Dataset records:
>>>

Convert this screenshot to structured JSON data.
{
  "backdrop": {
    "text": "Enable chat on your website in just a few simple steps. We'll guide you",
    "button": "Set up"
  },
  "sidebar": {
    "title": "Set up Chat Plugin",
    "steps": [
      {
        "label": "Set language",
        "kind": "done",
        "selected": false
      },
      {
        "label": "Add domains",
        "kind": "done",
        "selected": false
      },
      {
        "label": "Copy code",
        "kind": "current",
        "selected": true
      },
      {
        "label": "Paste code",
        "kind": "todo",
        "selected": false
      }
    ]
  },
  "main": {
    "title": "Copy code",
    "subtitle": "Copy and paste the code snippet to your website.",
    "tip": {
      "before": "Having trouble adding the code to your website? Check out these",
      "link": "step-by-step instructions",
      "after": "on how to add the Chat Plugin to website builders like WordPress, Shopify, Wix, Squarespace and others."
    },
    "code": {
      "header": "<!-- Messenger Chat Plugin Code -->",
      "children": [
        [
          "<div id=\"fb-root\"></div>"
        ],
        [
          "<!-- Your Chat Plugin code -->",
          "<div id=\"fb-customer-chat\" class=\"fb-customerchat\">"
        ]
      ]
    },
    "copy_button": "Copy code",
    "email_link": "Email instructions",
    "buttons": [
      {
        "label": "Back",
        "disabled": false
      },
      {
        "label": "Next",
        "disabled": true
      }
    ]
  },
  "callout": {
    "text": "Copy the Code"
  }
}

<<<

▶ **Request**
Examine the records and pull out every line where the string "instructions" occurs.

▶ **Solution to the problem**
      "link": "step-by-step instructions",
    "email_link": "Email instructions",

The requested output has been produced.